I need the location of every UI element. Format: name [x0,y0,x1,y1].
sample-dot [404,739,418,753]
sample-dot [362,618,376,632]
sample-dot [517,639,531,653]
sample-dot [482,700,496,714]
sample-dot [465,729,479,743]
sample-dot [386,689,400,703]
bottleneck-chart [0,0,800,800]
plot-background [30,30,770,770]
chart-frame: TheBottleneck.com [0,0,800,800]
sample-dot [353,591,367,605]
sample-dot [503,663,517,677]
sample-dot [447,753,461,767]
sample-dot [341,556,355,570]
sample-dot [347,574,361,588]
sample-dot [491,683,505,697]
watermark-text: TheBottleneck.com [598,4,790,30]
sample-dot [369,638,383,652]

___

Ziel:
Trag aus der Auflistung oben alle Zeilen zusammen, in denen die Zeichenfolge „chart“ vorkommt. Achte dabei auf Groß- und Kleinschreibung.

Lösung der Aufgabe:
bottleneck-chart [0,0,800,800]
chart-frame: TheBottleneck.com [0,0,800,800]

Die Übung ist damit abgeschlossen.